#### [What the task asks]
Tell how many lines include the string "kUSD". Answer with a single number.

#### [Material to process]
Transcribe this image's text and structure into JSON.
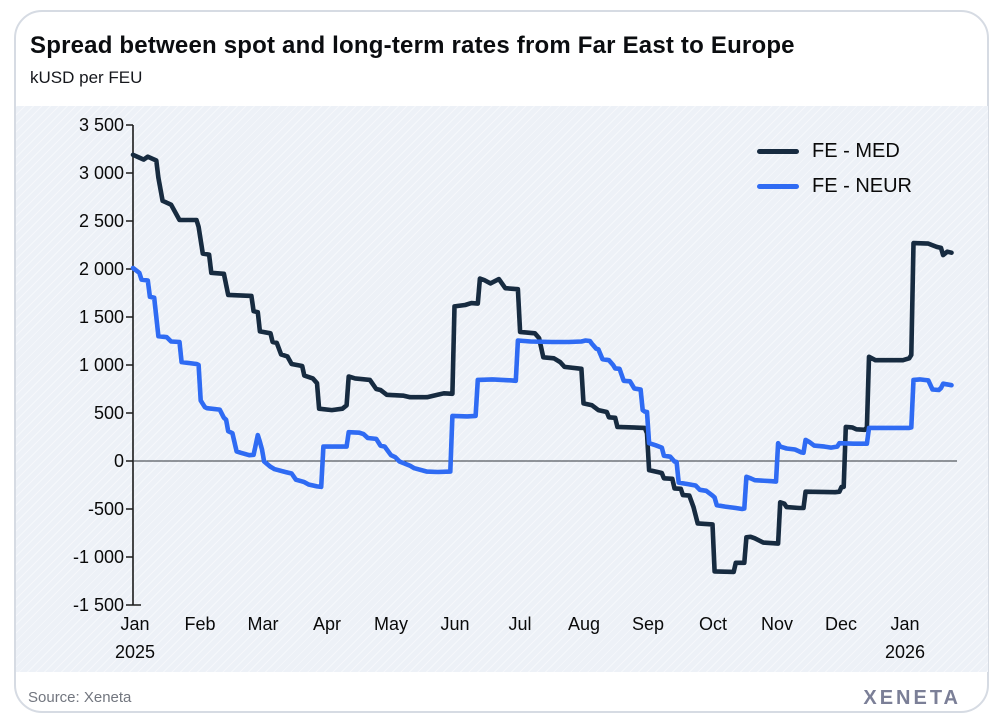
{
  "header": {
    "title": "Spread between spot and long-term rates from Far East to Europe",
    "subtitle": "kUSD per FEU"
  },
  "footer": {
    "source": "Source: Xeneta",
    "logo": "XENETA"
  },
  "colors": {
    "med": "#172b40",
    "neur": "#2f6bf3",
    "panel": "#edf1f7",
    "axis": "#1c1c1c"
  },
  "chart_data": {
    "type": "line",
    "title": "Spread between spot and long-term rates from Far East to Europe",
    "ylabel": "kUSD per FEU",
    "ylim": [
      -1500,
      3500
    ],
    "grid": "zero-line-only",
    "legend_position": "top-right",
    "yticks": [
      {
        "v": 3500,
        "label": "3 500"
      },
      {
        "v": 3000,
        "label": "3 000"
      },
      {
        "v": 2500,
        "label": "2 500"
      },
      {
        "v": 2000,
        "label": "2 000"
      },
      {
        "v": 1500,
        "label": "1 500"
      },
      {
        "v": 1000,
        "label": "1 000"
      },
      {
        "v": 500,
        "label": "500"
      },
      {
        "v": 0,
        "label": "0"
      },
      {
        "v": -500,
        "label": "-500"
      },
      {
        "v": -1000,
        "label": "-1 000"
      },
      {
        "v": -1500,
        "label": "-1 500"
      }
    ],
    "xticks": [
      {
        "date": "2025-01-01",
        "label": "Jan",
        "sublabel": "2025"
      },
      {
        "date": "2025-02-01",
        "label": "Feb"
      },
      {
        "date": "2025-03-01",
        "label": "Mar"
      },
      {
        "date": "2025-04-01",
        "label": "Apr"
      },
      {
        "date": "2025-05-01",
        "label": "May"
      },
      {
        "date": "2025-06-01",
        "label": "Jun"
      },
      {
        "date": "2025-07-01",
        "label": "Jul"
      },
      {
        "date": "2025-08-01",
        "label": "Aug"
      },
      {
        "date": "2025-09-01",
        "label": "Sep"
      },
      {
        "date": "2025-10-01",
        "label": "Oct"
      },
      {
        "date": "2025-11-01",
        "label": "Nov"
      },
      {
        "date": "2025-12-01",
        "label": "Dec"
      },
      {
        "date": "2026-01-01",
        "label": "Jan",
        "sublabel": "2026"
      }
    ],
    "series": [
      {
        "name": "FE - MED",
        "color": "#172b40",
        "points": [
          [
            "2025-01-01",
            3190
          ],
          [
            "2025-01-04",
            3160
          ],
          [
            "2025-01-06",
            3140
          ],
          [
            "2025-01-08",
            3170
          ],
          [
            "2025-01-12",
            3130
          ],
          [
            "2025-01-13",
            2950
          ],
          [
            "2025-01-15",
            2710
          ],
          [
            "2025-01-19",
            2670
          ],
          [
            "2025-01-23",
            2510
          ],
          [
            "2025-01-31",
            2510
          ],
          [
            "2025-02-01",
            2440
          ],
          [
            "2025-02-03",
            2160
          ],
          [
            "2025-02-06",
            2150
          ],
          [
            "2025-02-07",
            1960
          ],
          [
            "2025-02-13",
            1950
          ],
          [
            "2025-02-15",
            1730
          ],
          [
            "2025-02-26",
            1720
          ],
          [
            "2025-02-27",
            1560
          ],
          [
            "2025-03-01",
            1550
          ],
          [
            "2025-03-02",
            1350
          ],
          [
            "2025-03-07",
            1330
          ],
          [
            "2025-03-08",
            1240
          ],
          [
            "2025-03-10",
            1230
          ],
          [
            "2025-03-12",
            1110
          ],
          [
            "2025-03-15",
            1090
          ],
          [
            "2025-03-17",
            1010
          ],
          [
            "2025-03-22",
            990
          ],
          [
            "2025-03-23",
            890
          ],
          [
            "2025-03-27",
            860
          ],
          [
            "2025-03-29",
            810
          ],
          [
            "2025-03-30",
            545
          ],
          [
            "2025-04-05",
            530
          ],
          [
            "2025-04-10",
            545
          ],
          [
            "2025-04-12",
            580
          ],
          [
            "2025-04-13",
            880
          ],
          [
            "2025-04-16",
            860
          ],
          [
            "2025-04-23",
            845
          ],
          [
            "2025-04-26",
            750
          ],
          [
            "2025-04-28",
            740
          ],
          [
            "2025-05-01",
            690
          ],
          [
            "2025-05-09",
            680
          ],
          [
            "2025-05-12",
            665
          ],
          [
            "2025-05-20",
            665
          ],
          [
            "2025-05-25",
            690
          ],
          [
            "2025-05-28",
            705
          ],
          [
            "2025-06-01",
            700
          ],
          [
            "2025-06-02",
            1610
          ],
          [
            "2025-06-07",
            1625
          ],
          [
            "2025-06-10",
            1645
          ],
          [
            "2025-06-13",
            1640
          ],
          [
            "2025-06-14",
            1900
          ],
          [
            "2025-06-16",
            1885
          ],
          [
            "2025-06-19",
            1850
          ],
          [
            "2025-06-23",
            1895
          ],
          [
            "2025-06-26",
            1800
          ],
          [
            "2025-07-02",
            1790
          ],
          [
            "2025-07-03",
            1345
          ],
          [
            "2025-07-10",
            1330
          ],
          [
            "2025-07-12",
            1280
          ],
          [
            "2025-07-14",
            1080
          ],
          [
            "2025-07-19",
            1070
          ],
          [
            "2025-07-22",
            1030
          ],
          [
            "2025-07-24",
            980
          ],
          [
            "2025-08-01",
            960
          ],
          [
            "2025-08-02",
            600
          ],
          [
            "2025-08-06",
            580
          ],
          [
            "2025-08-09",
            530
          ],
          [
            "2025-08-13",
            510
          ],
          [
            "2025-08-14",
            455
          ],
          [
            "2025-08-17",
            450
          ],
          [
            "2025-08-18",
            355
          ],
          [
            "2025-08-31",
            345
          ],
          [
            "2025-09-01",
            290
          ],
          [
            "2025-09-02",
            -95
          ],
          [
            "2025-09-06",
            -115
          ],
          [
            "2025-09-08",
            -125
          ],
          [
            "2025-09-09",
            -180
          ],
          [
            "2025-09-13",
            -185
          ],
          [
            "2025-09-14",
            -285
          ],
          [
            "2025-09-17",
            -290
          ],
          [
            "2025-09-18",
            -355
          ],
          [
            "2025-09-21",
            -360
          ],
          [
            "2025-09-23",
            -480
          ],
          [
            "2025-09-25",
            -650
          ],
          [
            "2025-10-02",
            -660
          ],
          [
            "2025-10-03",
            -1150
          ],
          [
            "2025-10-12",
            -1155
          ],
          [
            "2025-10-13",
            -1060
          ],
          [
            "2025-10-17",
            -1060
          ],
          [
            "2025-10-18",
            -795
          ],
          [
            "2025-10-20",
            -790
          ],
          [
            "2025-10-22",
            -805
          ],
          [
            "2025-10-26",
            -850
          ],
          [
            "2025-11-02",
            -860
          ],
          [
            "2025-11-03",
            -430
          ],
          [
            "2025-11-05",
            -445
          ],
          [
            "2025-11-06",
            -480
          ],
          [
            "2025-11-12",
            -490
          ],
          [
            "2025-11-14",
            -490
          ],
          [
            "2025-11-15",
            -320
          ],
          [
            "2025-11-29",
            -325
          ],
          [
            "2025-12-01",
            -320
          ],
          [
            "2025-12-02",
            -270
          ],
          [
            "2025-12-03",
            -270
          ],
          [
            "2025-12-04",
            355
          ],
          [
            "2025-12-07",
            350
          ],
          [
            "2025-12-09",
            330
          ],
          [
            "2025-12-13",
            325
          ],
          [
            "2025-12-14",
            350
          ],
          [
            "2025-12-15",
            1085
          ],
          [
            "2025-12-18",
            1050
          ],
          [
            "2025-12-31",
            1050
          ],
          [
            "2026-01-03",
            1070
          ],
          [
            "2026-01-04",
            1105
          ],
          [
            "2026-01-05",
            2270
          ],
          [
            "2026-01-12",
            2265
          ],
          [
            "2026-01-16",
            2230
          ],
          [
            "2026-01-18",
            2220
          ],
          [
            "2026-01-19",
            2145
          ],
          [
            "2026-01-21",
            2180
          ],
          [
            "2026-01-23",
            2170
          ]
        ]
      },
      {
        "name": "FE - NEUR",
        "color": "#2f6bf3",
        "points": [
          [
            "2025-01-01",
            2010
          ],
          [
            "2025-01-04",
            1960
          ],
          [
            "2025-01-05",
            1890
          ],
          [
            "2025-01-08",
            1880
          ],
          [
            "2025-01-09",
            1710
          ],
          [
            "2025-01-11",
            1700
          ],
          [
            "2025-01-13",
            1300
          ],
          [
            "2025-01-17",
            1290
          ],
          [
            "2025-01-19",
            1245
          ],
          [
            "2025-01-23",
            1240
          ],
          [
            "2025-01-24",
            1030
          ],
          [
            "2025-01-31",
            1010
          ],
          [
            "2025-02-01",
            1000
          ],
          [
            "2025-02-02",
            630
          ],
          [
            "2025-02-04",
            560
          ],
          [
            "2025-02-05",
            550
          ],
          [
            "2025-02-11",
            535
          ],
          [
            "2025-02-13",
            450
          ],
          [
            "2025-02-14",
            430
          ],
          [
            "2025-02-15",
            310
          ],
          [
            "2025-02-17",
            290
          ],
          [
            "2025-02-19",
            100
          ],
          [
            "2025-02-21",
            85
          ],
          [
            "2025-02-25",
            60
          ],
          [
            "2025-02-27",
            65
          ],
          [
            "2025-03-01",
            270
          ],
          [
            "2025-03-02",
            200
          ],
          [
            "2025-03-03",
            120
          ],
          [
            "2025-03-04",
            -5
          ],
          [
            "2025-03-07",
            -60
          ],
          [
            "2025-03-09",
            -85
          ],
          [
            "2025-03-14",
            -115
          ],
          [
            "2025-03-17",
            -130
          ],
          [
            "2025-03-19",
            -195
          ],
          [
            "2025-03-23",
            -220
          ],
          [
            "2025-03-25",
            -245
          ],
          [
            "2025-03-29",
            -265
          ],
          [
            "2025-03-31",
            -270
          ],
          [
            "2025-04-01",
            150
          ],
          [
            "2025-04-12",
            150
          ],
          [
            "2025-04-13",
            300
          ],
          [
            "2025-04-18",
            295
          ],
          [
            "2025-04-20",
            280
          ],
          [
            "2025-04-22",
            240
          ],
          [
            "2025-04-26",
            230
          ],
          [
            "2025-04-28",
            160
          ],
          [
            "2025-04-30",
            150
          ],
          [
            "2025-05-03",
            60
          ],
          [
            "2025-05-05",
            40
          ],
          [
            "2025-05-07",
            -5
          ],
          [
            "2025-05-12",
            -50
          ],
          [
            "2025-05-14",
            -75
          ],
          [
            "2025-05-20",
            -110
          ],
          [
            "2025-05-25",
            -115
          ],
          [
            "2025-05-31",
            -110
          ],
          [
            "2025-06-01",
            470
          ],
          [
            "2025-06-08",
            465
          ],
          [
            "2025-06-12",
            470
          ],
          [
            "2025-06-13",
            845
          ],
          [
            "2025-06-20",
            850
          ],
          [
            "2025-06-29",
            840
          ],
          [
            "2025-07-01",
            835
          ],
          [
            "2025-07-02",
            1255
          ],
          [
            "2025-07-08",
            1245
          ],
          [
            "2025-07-18",
            1240
          ],
          [
            "2025-07-26",
            1240
          ],
          [
            "2025-08-01",
            1245
          ],
          [
            "2025-08-03",
            1255
          ],
          [
            "2025-08-05",
            1250
          ],
          [
            "2025-08-06",
            1220
          ],
          [
            "2025-08-08",
            1170
          ],
          [
            "2025-08-09",
            1165
          ],
          [
            "2025-08-11",
            1060
          ],
          [
            "2025-08-14",
            1050
          ],
          [
            "2025-08-16",
            1000
          ],
          [
            "2025-08-17",
            965
          ],
          [
            "2025-08-19",
            960
          ],
          [
            "2025-08-21",
            835
          ],
          [
            "2025-08-24",
            830
          ],
          [
            "2025-08-26",
            755
          ],
          [
            "2025-08-29",
            745
          ],
          [
            "2025-08-30",
            530
          ],
          [
            "2025-08-31",
            515
          ],
          [
            "2025-09-01",
            510
          ],
          [
            "2025-09-02",
            185
          ],
          [
            "2025-09-05",
            165
          ],
          [
            "2025-09-08",
            140
          ],
          [
            "2025-09-09",
            55
          ],
          [
            "2025-09-12",
            45
          ],
          [
            "2025-09-14",
            -5
          ],
          [
            "2025-09-15",
            -10
          ],
          [
            "2025-09-16",
            -225
          ],
          [
            "2025-09-20",
            -240
          ],
          [
            "2025-09-24",
            -255
          ],
          [
            "2025-09-26",
            -300
          ],
          [
            "2025-09-29",
            -310
          ],
          [
            "2025-10-02",
            -360
          ],
          [
            "2025-10-03",
            -380
          ],
          [
            "2025-10-04",
            -460
          ],
          [
            "2025-10-08",
            -475
          ],
          [
            "2025-10-13",
            -490
          ],
          [
            "2025-10-16",
            -500
          ],
          [
            "2025-10-17",
            -495
          ],
          [
            "2025-10-18",
            -165
          ],
          [
            "2025-10-20",
            -180
          ],
          [
            "2025-10-22",
            -200
          ],
          [
            "2025-10-30",
            -210
          ],
          [
            "2025-11-01",
            -215
          ],
          [
            "2025-11-02",
            185
          ],
          [
            "2025-11-03",
            150
          ],
          [
            "2025-11-06",
            130
          ],
          [
            "2025-11-10",
            120
          ],
          [
            "2025-11-13",
            90
          ],
          [
            "2025-11-14",
            85
          ],
          [
            "2025-11-15",
            220
          ],
          [
            "2025-11-17",
            195
          ],
          [
            "2025-11-19",
            160
          ],
          [
            "2025-11-24",
            150
          ],
          [
            "2025-11-27",
            140
          ],
          [
            "2025-11-30",
            150
          ],
          [
            "2025-12-01",
            185
          ],
          [
            "2025-12-08",
            180
          ],
          [
            "2025-12-14",
            180
          ],
          [
            "2025-12-15",
            345
          ],
          [
            "2025-12-25",
            345
          ],
          [
            "2026-01-03",
            345
          ],
          [
            "2026-01-04",
            350
          ],
          [
            "2026-01-05",
            845
          ],
          [
            "2026-01-08",
            850
          ],
          [
            "2026-01-12",
            840
          ],
          [
            "2026-01-14",
            745
          ],
          [
            "2026-01-17",
            740
          ],
          [
            "2026-01-18",
            760
          ],
          [
            "2026-01-19",
            805
          ],
          [
            "2026-01-23",
            790
          ]
        ]
      }
    ]
  }
}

#### [Result of this exercise]
2